Estratti da un set di annotazioni di layout

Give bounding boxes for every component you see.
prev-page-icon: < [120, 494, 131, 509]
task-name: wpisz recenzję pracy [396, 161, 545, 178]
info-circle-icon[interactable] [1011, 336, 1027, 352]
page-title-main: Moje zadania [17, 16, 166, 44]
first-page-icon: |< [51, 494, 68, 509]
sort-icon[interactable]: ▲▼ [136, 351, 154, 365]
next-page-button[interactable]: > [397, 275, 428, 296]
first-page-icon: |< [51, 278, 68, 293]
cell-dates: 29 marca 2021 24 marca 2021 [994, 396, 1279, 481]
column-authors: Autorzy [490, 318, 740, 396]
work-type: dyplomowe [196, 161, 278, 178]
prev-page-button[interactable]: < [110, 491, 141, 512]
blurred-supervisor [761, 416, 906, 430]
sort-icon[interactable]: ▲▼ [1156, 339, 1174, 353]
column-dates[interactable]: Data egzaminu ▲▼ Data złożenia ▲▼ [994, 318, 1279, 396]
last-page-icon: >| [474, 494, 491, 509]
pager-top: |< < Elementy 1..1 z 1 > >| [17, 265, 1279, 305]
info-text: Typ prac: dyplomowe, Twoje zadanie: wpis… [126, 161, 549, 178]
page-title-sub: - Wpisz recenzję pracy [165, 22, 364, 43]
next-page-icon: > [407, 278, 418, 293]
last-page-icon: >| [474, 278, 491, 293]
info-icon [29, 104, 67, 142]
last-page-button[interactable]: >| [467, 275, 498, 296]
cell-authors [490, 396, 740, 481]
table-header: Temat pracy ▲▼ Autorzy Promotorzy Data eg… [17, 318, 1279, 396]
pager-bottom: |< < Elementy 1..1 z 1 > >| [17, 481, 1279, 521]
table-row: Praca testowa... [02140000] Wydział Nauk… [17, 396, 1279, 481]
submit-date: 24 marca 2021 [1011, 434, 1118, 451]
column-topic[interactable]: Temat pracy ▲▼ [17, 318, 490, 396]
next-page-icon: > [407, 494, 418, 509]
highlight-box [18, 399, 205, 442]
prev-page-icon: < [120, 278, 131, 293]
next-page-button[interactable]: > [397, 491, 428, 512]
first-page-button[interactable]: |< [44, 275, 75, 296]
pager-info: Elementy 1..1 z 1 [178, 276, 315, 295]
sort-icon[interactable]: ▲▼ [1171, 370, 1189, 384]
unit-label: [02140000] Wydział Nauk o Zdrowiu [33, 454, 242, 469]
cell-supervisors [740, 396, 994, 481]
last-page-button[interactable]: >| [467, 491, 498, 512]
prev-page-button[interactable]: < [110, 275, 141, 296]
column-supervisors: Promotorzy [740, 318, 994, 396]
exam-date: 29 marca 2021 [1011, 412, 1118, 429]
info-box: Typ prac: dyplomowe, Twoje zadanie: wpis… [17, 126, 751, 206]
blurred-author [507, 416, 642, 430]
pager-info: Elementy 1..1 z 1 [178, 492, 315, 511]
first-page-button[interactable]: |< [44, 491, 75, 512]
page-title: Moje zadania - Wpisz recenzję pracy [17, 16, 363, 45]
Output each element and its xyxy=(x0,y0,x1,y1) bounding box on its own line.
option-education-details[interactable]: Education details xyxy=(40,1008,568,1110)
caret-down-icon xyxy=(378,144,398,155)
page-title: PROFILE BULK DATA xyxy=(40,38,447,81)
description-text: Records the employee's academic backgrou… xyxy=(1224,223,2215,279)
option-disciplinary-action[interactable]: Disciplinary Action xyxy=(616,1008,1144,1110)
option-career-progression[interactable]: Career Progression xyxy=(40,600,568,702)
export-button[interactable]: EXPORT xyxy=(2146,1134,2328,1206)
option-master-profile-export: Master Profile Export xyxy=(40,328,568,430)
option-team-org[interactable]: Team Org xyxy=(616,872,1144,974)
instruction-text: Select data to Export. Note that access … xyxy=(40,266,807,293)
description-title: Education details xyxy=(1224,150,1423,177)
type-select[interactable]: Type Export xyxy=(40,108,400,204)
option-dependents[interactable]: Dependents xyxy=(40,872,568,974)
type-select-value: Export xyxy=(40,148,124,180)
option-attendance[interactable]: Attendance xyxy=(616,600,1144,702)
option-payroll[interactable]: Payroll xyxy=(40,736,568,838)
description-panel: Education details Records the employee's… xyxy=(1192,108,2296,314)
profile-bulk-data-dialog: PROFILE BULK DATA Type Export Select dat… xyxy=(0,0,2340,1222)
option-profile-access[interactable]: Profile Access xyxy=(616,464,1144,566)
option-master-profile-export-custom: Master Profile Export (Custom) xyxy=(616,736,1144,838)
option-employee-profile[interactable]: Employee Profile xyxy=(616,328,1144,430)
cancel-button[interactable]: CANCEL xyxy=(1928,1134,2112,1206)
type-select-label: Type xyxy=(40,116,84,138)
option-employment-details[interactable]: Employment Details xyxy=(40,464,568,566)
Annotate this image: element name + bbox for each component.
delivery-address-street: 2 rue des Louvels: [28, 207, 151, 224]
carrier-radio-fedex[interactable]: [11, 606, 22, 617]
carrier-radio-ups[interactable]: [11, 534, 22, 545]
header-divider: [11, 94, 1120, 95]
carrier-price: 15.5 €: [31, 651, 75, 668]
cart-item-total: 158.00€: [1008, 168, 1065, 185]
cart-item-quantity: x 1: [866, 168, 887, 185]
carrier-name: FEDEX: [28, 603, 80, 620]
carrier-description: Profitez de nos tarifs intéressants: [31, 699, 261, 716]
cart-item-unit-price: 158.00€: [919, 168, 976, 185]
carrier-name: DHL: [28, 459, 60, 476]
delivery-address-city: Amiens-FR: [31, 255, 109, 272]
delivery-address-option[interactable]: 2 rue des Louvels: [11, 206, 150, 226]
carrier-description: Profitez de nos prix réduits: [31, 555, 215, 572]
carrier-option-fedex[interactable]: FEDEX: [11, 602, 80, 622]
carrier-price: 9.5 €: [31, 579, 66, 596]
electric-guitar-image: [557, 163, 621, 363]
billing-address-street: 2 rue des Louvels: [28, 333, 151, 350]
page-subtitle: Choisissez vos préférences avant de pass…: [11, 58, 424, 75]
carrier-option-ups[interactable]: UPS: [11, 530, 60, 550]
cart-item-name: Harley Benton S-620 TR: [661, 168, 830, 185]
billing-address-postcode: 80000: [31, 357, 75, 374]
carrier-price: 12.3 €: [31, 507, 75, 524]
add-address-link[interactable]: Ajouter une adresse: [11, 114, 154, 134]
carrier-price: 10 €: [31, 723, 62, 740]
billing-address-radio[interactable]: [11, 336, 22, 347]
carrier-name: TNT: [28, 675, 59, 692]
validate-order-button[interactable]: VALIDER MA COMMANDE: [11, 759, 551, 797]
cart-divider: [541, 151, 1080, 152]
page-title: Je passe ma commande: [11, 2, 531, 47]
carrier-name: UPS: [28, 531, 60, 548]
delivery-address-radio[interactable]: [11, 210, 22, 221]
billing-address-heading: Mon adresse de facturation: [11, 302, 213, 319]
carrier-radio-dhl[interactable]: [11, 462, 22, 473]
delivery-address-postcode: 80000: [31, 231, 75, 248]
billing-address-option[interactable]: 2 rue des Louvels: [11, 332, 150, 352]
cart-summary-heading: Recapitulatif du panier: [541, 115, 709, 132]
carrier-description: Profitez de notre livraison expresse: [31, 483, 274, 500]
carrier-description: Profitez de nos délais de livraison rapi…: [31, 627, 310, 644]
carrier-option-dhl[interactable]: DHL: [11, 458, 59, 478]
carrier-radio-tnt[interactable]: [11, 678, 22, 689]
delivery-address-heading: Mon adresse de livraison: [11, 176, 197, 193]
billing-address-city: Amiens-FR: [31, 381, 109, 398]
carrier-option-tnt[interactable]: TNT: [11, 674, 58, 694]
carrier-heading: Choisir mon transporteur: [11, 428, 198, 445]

**Consegna**
Disponi tutte le righe riportate sopra in un elenco numerato, tralasciando quelle vuote.

**Risultato**
1. Give bounding boxes for every component you see.
2. prev-page-icon: < [120, 494, 131, 509]
3. task-name: wpisz recenzję pracy [396, 161, 545, 178]
4. info-circle-icon[interactable] [1011, 336, 1027, 352]
5. page-title-main: Moje zadania [17, 16, 166, 44]
6. first-page-icon: |< [51, 494, 68, 509]
7. sort-icon[interactable]: ▲▼ [136, 351, 154, 365]
8. next-page-button[interactable]: > [397, 275, 428, 296]
9. first-page-icon: |< [51, 278, 68, 293]
10. cell-dates: 29 marca 2021 24 marca 2021 [994, 396, 1279, 481]
11. column-authors: Autorzy [490, 318, 740, 396]
12. work-type: dyplomowe [196, 161, 278, 178]
13. prev-page-button[interactable]: < [110, 491, 141, 512]
14. blurred-supervisor [761, 416, 906, 430]
15. sort-icon[interactable]: ▲▼ [1156, 339, 1174, 353]
16. column-dates[interactable]: Data egzaminu ▲▼ Data złożenia ▲▼ [994, 318, 1279, 396]
17. last-page-icon: >| [474, 494, 491, 509]
18. pager-top: |< < Elementy 1..1 z 1 > >| [17, 265, 1279, 305]
19. info-text: Typ prac: dyplomowe, Twoje zadanie: wpis… [126, 161, 549, 178]
20. page-title-sub: - Wpisz recenzję pracy [165, 22, 364, 43]
21. next-page-icon: > [407, 278, 418, 293]
22. last-page-icon: >| [474, 278, 491, 293]
23. info-icon [29, 104, 67, 142]
24. last-page-button[interactable]: >| [467, 275, 498, 296]
25. cell-authors [490, 396, 740, 481]
26. table-header: Temat pracy ▲▼ Autorzy Promotorzy Data eg… [17, 318, 1279, 396]
27. pager-bottom: |< < Elementy 1..1 z 1 > >| [17, 481, 1279, 521]
28. table-row: Praca testowa... [02140000] Wydział Nauk… [17, 396, 1279, 481]
29. submit-date: 24 marca 2021 [1011, 434, 1118, 451]
30. column-topic[interactable]: Temat pracy ▲▼ [17, 318, 490, 396]
31. next-page-icon: > [407, 494, 418, 509]
32. highlight-box [18, 399, 205, 442]
33. prev-page-icon: < [120, 278, 131, 293]
34. next-page-button[interactable]: > [397, 491, 428, 512]
35. first-page-button[interactable]: |< [44, 275, 75, 296]
36. pager-info: Elementy 1..1 z 1 [178, 276, 315, 295]
37. sort-icon[interactable]: ▲▼ [1171, 370, 1189, 384]
38. unit-label: [02140000] Wydział Nauk o Zdrowiu [33, 454, 242, 469]
39. cell-supervisors [740, 396, 994, 481]
40. last-page-button[interactable]: >| [467, 491, 498, 512]
41. prev-page-button[interactable]: < [110, 275, 141, 296]
42. column-supervisors: Promotorzy [740, 318, 994, 396]
43. exam-date: 29 marca 2021 [1011, 412, 1118, 429]
44. info-box: Typ prac: dyplomowe, Twoje zadanie: wpis… [17, 126, 751, 206]
45. blurred-author [507, 416, 642, 430]
46. pager-info: Elementy 1..1 z 1 [178, 492, 315, 511]
47. first-page-button[interactable]: |< [44, 491, 75, 512]
48. page-title: Moje zadania - Wpisz recenzję pracy [17, 16, 363, 45]
49. Output each element and its xyxy=(x0,y0,x1,y1) bounding box on its own line.
50. option-education-details[interactable]: Education details xyxy=(40,1008,568,1110)
51. caret-down-icon xyxy=(378,144,398,155)
52. page-title: PROFILE BULK DATA xyxy=(40,38,447,81)
53. description-text: Records the employee's academic backgrou… xyxy=(1224,223,2215,279)
54. option-disciplinary-action[interactable]: Disciplinary Action xyxy=(616,1008,1144,1110)
55. option-career-progression[interactable]: Career Progression xyxy=(40,600,568,702)
56. export-button[interactable]: EXPORT xyxy=(2146,1134,2328,1206)
57. option-master-profile-export: Master Profile Export xyxy=(40,328,568,430)
58. option-team-org[interactable]: Team Org xyxy=(616,872,1144,974)
59. instruction-text: Select data to Export. Note that access … xyxy=(40,266,807,293)
60. description-title: Education details xyxy=(1224,150,1423,177)
61. type-select[interactable]: Type Export xyxy=(40,108,400,204)
62. option-dependents[interactable]: Dependents xyxy=(40,872,568,974)
63. type-select-value: Export xyxy=(40,148,124,180)
64. option-attendance[interactable]: Attendance xyxy=(616,600,1144,702)
65. option-payroll[interactable]: Payroll xyxy=(40,736,568,838)
66. description-panel: Education details Records the employee's… xyxy=(1192,108,2296,314)
67. profile-bulk-data-dialog: PROFILE BULK DATA Type Export Select dat… xyxy=(0,0,2340,1222)
68. option-profile-access[interactable]: Profile Access xyxy=(616,464,1144,566)
69. option-master-profile-export-custom: Master Profile Export (Custom) xyxy=(616,736,1144,838)
70. option-employee-profile[interactable]: Employee Profile xyxy=(616,328,1144,430)
71. cancel-button[interactable]: CANCEL xyxy=(1928,1134,2112,1206)
72. type-select-label: Type xyxy=(40,116,84,138)
73. option-employment-details[interactable]: Employment Details xyxy=(40,464,568,566)
74. Annotate this image: element name + bbox for each component.
75. delivery-address-street: 2 rue des Louvels: [28, 207, 151, 224]
76. carrier-radio-fedex[interactable]: [11, 606, 22, 617]
77. carrier-radio-ups[interactable]: [11, 534, 22, 545]
78. header-divider: [11, 94, 1120, 95]
79. carrier-price: 15.5 €: [31, 651, 75, 668]
80. cart-item-total: 158.00€: [1008, 168, 1065, 185]
81. cart-item-quantity: x 1: [866, 168, 887, 185]
82. carrier-name: FEDEX: [28, 603, 80, 620]
83. carrier-description: Profitez de nos tarifs intéressants: [31, 699, 261, 716]
84. cart-item-unit-price: 158.00€: [919, 168, 976, 185]
85. carrier-name: DHL: [28, 459, 60, 476]
86. delivery-address-city: Amiens-FR: [31, 255, 109, 272]
87. delivery-address-option[interactable]: 2 rue des Louvels: [11, 206, 150, 226]
88. carrier-description: Profitez de nos prix réduits: [31, 555, 215, 572]
89. carrier-option-fedex[interactable]: FEDEX: [11, 602, 80, 622]
90. carrier-price: 9.5 €: [31, 579, 66, 596]
91. electric-guitar-image: [557, 163, 621, 363]
92. billing-address-street: 2 rue des Louvels: [28, 333, 151, 350]
93. page-subtitle: Choisissez vos préférences avant de pass…: [11, 58, 424, 75]
94. carrier-option-ups[interactable]: UPS: [11, 530, 60, 550]
95. cart-item-name: Harley Benton S-620 TR: [661, 168, 830, 185]
96. billing-address-postcode: 80000: [31, 357, 75, 374]
97. carrier-price: 12.3 €: [31, 507, 75, 524]
98. add-address-link[interactable]: Ajouter une adresse: [11, 114, 154, 134]
99. carrier-price: 10 €: [31, 723, 62, 740]
100. billing-address-radio[interactable]: [11, 336, 22, 347]
101. carrier-name: TNT: [28, 675, 59, 692]
102. validate-order-button[interactable]: VALIDER MA COMMANDE: [11, 759, 551, 797]
103. cart-divider: [541, 151, 1080, 152]
104. page-title: Je passe ma commande: [11, 2, 531, 47]
105. carrier-name: UPS: [28, 531, 60, 548]
106. delivery-address-radio[interactable]: [11, 210, 22, 221]
107. billing-address-heading: Mon adresse de facturation: [11, 302, 213, 319]
108. carrier-radio-dhl[interactable]: [11, 462, 22, 473]
109. delivery-address-postcode: 80000: [31, 231, 75, 248]
110. billing-address-option[interactable]: 2 rue des Louvels: [11, 332, 150, 352]
111. cart-summary-heading: Recapitulatif du panier: [541, 115, 709, 132]
112. carrier-description: Profitez de notre livraison expresse: [31, 483, 274, 500]
113. carrier-description: Profitez de nos délais de livraison rapi…: [31, 627, 310, 644]
114. carrier-option-dhl[interactable]: DHL: [11, 458, 59, 478]
115. carrier-radio-tnt[interactable]: [11, 678, 22, 689]
116. delivery-address-heading: Mon adresse de livraison: [11, 176, 197, 193]
117. billing-address-city: Amiens-FR: [31, 381, 109, 398]
118. carrier-option-tnt[interactable]: TNT: [11, 674, 58, 694]
119. carrier-heading: Choisir mon transporteur: [11, 428, 198, 445]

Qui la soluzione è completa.